##### DATA RECORDS #####

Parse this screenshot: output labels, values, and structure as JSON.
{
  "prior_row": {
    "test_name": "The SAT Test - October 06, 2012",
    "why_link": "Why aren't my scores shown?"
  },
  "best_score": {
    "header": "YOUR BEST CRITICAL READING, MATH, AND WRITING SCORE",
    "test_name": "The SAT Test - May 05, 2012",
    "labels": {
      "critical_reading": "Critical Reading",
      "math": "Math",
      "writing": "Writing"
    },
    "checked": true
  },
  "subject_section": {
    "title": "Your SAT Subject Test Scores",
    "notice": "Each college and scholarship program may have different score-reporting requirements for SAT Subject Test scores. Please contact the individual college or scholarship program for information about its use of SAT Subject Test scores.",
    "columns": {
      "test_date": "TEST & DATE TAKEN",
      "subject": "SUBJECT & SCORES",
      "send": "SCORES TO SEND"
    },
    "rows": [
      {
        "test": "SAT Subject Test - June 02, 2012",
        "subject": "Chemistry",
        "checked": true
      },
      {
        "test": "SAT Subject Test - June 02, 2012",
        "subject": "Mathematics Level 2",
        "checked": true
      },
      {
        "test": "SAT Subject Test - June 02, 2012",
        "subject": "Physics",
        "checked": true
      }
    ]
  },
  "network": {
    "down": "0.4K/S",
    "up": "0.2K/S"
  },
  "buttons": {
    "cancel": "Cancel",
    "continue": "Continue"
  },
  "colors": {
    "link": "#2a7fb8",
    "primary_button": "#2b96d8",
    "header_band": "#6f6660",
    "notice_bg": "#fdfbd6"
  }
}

#####

- INSTRUCTIONS FOR THE TASK
Word for word, restate all of the data shown above.

- SOLUTION FOR THIS TASK
Parse this screenshot: output labels, values, and structure as JSON.
{
  "prior_row": {
    "test_name": "The SAT Test - October 06, 2012",
    "why_link": "Why aren't my scores shown?"
  },
  "best_score": {
    "header": "YOUR BEST CRITICAL READING, MATH, AND WRITING SCORE",
    "test_name": "The SAT Test - May 05, 2012",
    "labels": {
      "critical_reading": "Critical Reading",
      "math": "Math",
      "writing": "Writing"
    },
    "checked": true
  },
  "subject_section": {
    "title": "Your SAT Subject Test Scores",
    "notice": "Each college and scholarship program may have different score-reporting requirements for SAT Subject Test scores. Please contact the individual college or scholarship program for information about its use of SAT Subject Test scores.",
    "columns": {
      "test_date": "TEST & DATE TAKEN",
      "subject": "SUBJECT & SCORES",
      "send": "SCORES TO SEND"
    },
    "rows": [
      {
        "test": "SAT Subject Test - June 02, 2012",
        "subject": "Chemistry",
        "checked": true
      },
      {
        "test": "SAT Subject Test - June 02, 2012",
        "subject": "Mathematics Level 2",
        "checked": true
      },
      {
        "test": "SAT Subject Test - June 02, 2012",
        "subject": "Physics",
        "checked": true
      }
    ]
  },
  "network": {
    "down": "0.4K/S",
    "up": "0.2K/S"
  },
  "buttons": {
    "cancel": "Cancel",
    "continue": "Continue"
  },
  "colors": {
    "link": "#2a7fb8",
    "primary_button": "#2b96d8",
    "header_band": "#6f6660",
    "notice_bg": "#fdfbd6"
  }
}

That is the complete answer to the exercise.